----- GIVEN RECORDS

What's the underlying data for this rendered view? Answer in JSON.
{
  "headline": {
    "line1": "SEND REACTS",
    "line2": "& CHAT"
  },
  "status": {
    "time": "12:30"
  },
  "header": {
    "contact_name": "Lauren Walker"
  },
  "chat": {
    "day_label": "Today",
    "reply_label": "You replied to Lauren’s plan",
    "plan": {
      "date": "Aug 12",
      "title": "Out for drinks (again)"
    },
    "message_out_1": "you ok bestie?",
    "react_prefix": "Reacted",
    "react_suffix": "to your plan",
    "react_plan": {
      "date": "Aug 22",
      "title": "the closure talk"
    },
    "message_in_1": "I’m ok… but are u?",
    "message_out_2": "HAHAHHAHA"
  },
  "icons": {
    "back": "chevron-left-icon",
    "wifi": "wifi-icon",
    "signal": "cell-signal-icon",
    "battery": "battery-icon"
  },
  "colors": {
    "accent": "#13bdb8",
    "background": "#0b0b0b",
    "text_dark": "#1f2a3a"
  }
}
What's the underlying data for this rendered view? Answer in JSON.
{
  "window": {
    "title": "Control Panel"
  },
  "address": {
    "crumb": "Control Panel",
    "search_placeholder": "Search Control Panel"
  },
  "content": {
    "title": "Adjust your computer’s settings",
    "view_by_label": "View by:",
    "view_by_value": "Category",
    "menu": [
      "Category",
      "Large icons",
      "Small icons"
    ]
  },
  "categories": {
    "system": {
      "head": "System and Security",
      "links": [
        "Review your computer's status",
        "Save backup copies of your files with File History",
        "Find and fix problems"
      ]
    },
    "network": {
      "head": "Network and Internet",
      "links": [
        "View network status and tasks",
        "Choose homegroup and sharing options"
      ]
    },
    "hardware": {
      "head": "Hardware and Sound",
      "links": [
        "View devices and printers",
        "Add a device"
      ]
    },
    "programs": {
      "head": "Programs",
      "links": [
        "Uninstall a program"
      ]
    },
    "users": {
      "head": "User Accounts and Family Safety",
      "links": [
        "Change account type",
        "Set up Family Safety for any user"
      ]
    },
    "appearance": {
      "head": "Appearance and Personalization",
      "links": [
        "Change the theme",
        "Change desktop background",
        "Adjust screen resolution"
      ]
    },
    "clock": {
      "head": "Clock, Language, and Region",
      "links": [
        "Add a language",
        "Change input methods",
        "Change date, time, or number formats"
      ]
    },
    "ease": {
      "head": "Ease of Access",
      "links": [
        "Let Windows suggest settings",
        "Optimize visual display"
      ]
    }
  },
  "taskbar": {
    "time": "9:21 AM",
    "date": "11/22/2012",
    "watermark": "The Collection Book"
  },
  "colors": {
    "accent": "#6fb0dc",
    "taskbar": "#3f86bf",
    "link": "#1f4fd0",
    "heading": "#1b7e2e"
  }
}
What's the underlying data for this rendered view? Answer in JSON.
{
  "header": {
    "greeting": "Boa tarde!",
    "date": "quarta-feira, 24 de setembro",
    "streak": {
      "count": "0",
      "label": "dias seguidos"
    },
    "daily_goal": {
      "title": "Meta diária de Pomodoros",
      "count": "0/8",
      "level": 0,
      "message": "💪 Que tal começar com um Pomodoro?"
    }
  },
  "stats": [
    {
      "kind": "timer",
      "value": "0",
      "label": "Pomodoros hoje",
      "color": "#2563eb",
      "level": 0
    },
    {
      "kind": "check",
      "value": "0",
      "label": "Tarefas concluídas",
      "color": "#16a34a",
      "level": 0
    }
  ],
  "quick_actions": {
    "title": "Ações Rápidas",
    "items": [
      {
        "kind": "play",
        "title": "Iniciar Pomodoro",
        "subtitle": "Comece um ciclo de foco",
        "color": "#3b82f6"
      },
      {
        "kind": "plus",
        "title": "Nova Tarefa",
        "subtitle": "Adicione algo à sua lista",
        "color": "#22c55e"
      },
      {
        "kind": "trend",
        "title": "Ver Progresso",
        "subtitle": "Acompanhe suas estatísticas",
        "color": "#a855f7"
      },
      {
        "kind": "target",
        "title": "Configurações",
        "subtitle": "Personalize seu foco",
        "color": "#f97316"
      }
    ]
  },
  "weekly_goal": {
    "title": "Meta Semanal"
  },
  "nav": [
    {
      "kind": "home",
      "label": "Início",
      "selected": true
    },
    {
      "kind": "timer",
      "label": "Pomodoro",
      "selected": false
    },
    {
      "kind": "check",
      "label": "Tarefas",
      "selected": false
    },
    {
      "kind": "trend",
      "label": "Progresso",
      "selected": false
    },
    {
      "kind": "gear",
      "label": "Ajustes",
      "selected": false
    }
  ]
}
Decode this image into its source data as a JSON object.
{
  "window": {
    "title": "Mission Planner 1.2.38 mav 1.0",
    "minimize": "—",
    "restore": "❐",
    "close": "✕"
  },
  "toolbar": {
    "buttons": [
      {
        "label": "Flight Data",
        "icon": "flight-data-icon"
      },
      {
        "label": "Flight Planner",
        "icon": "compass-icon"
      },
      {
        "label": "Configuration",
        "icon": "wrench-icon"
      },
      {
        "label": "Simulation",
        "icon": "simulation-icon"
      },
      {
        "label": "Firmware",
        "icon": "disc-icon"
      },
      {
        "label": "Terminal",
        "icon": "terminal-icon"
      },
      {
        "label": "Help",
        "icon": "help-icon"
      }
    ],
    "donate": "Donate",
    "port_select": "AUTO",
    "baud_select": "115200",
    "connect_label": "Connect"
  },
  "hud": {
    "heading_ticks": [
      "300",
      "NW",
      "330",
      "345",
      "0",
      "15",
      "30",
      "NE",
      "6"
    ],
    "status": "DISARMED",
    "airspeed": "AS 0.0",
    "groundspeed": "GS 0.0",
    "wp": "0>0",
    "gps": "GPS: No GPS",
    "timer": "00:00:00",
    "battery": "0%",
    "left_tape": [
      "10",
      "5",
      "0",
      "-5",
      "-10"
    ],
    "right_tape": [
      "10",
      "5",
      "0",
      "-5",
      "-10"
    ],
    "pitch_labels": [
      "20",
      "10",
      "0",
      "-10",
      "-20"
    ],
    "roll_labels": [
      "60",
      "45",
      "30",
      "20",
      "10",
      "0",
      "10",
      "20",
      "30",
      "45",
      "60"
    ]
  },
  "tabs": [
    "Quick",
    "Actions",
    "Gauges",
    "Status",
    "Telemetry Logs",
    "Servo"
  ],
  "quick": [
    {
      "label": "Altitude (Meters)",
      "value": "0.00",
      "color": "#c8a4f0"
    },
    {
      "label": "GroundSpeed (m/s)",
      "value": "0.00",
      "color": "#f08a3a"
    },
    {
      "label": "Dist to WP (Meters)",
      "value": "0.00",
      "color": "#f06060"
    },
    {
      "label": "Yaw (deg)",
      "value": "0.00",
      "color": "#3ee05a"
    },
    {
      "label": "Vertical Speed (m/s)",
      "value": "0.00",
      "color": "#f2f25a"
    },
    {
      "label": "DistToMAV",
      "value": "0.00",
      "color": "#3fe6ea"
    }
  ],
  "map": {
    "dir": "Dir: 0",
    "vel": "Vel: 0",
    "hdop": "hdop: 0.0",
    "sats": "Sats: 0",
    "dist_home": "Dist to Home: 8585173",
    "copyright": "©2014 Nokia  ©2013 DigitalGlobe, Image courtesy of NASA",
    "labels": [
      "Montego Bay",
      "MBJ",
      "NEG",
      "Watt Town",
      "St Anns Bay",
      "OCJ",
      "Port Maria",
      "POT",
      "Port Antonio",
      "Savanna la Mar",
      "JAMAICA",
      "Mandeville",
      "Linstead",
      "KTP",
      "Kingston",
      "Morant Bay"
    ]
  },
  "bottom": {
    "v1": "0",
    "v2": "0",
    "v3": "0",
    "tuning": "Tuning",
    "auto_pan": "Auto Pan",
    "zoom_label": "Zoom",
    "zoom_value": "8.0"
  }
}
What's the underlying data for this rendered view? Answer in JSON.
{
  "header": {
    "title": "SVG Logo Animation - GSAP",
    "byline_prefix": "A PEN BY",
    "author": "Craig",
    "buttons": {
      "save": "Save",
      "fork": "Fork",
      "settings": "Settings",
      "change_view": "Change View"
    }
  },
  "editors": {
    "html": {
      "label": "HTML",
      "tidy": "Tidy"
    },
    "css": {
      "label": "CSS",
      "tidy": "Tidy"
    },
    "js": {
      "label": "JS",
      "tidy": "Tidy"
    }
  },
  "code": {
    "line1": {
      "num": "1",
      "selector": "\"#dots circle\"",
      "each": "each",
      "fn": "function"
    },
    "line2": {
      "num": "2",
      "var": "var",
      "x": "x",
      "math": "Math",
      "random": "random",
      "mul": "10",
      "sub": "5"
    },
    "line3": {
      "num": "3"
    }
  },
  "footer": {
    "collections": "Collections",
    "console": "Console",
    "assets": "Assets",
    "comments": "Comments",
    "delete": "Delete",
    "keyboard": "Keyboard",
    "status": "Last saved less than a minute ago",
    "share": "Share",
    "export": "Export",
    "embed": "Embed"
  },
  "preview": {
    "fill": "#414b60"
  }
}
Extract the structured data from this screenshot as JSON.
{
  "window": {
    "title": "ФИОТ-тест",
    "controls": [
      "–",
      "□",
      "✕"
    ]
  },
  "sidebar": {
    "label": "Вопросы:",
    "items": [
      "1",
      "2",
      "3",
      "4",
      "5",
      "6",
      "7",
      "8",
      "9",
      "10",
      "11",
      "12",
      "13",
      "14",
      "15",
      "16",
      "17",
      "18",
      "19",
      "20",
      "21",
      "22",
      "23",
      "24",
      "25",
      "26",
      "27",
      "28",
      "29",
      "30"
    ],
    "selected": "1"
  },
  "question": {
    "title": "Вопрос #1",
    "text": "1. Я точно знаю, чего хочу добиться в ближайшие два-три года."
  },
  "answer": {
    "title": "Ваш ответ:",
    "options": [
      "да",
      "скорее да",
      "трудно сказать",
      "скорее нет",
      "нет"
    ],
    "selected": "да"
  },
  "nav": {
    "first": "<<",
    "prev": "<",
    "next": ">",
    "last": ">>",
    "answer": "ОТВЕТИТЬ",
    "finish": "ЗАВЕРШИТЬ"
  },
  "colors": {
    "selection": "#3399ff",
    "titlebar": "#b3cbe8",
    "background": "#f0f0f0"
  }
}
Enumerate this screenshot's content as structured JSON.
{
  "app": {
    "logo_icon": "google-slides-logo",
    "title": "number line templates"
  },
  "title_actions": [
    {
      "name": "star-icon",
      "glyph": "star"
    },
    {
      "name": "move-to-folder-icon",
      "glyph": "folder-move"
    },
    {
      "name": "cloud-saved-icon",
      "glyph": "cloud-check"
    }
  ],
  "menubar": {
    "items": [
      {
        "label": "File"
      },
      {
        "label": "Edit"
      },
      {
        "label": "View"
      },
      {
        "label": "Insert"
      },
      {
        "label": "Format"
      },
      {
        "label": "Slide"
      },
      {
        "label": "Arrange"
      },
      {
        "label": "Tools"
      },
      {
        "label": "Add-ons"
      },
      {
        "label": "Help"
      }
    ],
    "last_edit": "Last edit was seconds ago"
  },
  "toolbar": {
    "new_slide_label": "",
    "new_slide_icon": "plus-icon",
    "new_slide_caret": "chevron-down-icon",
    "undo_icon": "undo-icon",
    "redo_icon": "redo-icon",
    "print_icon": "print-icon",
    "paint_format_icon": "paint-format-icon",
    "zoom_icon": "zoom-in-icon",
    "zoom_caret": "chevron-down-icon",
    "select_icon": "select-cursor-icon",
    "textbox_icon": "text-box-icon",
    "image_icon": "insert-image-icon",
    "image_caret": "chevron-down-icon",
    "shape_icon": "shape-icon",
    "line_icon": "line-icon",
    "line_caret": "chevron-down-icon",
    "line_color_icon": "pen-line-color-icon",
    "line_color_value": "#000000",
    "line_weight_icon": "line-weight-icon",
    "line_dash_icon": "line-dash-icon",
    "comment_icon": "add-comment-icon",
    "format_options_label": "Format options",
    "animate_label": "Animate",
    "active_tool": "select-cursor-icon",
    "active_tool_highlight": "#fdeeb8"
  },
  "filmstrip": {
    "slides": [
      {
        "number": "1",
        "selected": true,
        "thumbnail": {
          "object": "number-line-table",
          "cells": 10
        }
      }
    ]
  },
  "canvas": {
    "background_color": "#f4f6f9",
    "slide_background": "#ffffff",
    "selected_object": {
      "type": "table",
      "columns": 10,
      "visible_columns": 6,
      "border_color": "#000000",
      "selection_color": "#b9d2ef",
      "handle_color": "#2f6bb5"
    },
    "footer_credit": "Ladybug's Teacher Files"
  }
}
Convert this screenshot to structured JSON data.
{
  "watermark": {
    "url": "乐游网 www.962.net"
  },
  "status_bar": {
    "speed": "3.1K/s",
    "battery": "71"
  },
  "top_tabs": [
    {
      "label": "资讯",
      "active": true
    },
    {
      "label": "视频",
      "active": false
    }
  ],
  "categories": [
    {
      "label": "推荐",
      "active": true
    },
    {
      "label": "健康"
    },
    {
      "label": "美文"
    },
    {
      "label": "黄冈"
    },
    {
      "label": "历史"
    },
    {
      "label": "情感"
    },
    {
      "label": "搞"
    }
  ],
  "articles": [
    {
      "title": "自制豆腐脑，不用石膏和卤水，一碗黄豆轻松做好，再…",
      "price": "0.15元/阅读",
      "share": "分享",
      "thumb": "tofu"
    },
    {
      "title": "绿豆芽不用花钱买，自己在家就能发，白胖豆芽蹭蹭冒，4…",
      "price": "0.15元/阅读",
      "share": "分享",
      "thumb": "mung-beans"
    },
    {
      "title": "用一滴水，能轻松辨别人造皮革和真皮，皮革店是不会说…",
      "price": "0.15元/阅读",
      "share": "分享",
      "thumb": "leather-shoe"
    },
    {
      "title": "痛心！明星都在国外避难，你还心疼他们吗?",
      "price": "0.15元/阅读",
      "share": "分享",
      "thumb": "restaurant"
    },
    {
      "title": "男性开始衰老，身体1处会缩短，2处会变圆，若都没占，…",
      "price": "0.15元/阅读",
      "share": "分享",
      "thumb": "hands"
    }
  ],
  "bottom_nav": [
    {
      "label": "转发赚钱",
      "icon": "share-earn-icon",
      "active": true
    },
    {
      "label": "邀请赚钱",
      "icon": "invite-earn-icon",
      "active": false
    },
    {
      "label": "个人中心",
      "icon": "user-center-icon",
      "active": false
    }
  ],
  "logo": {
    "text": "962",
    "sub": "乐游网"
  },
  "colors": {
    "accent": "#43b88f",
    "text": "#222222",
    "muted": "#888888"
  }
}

----------

Give the count of lines containing "move", with no added text.

* **OUTPUT OF THE EXERCISE**
2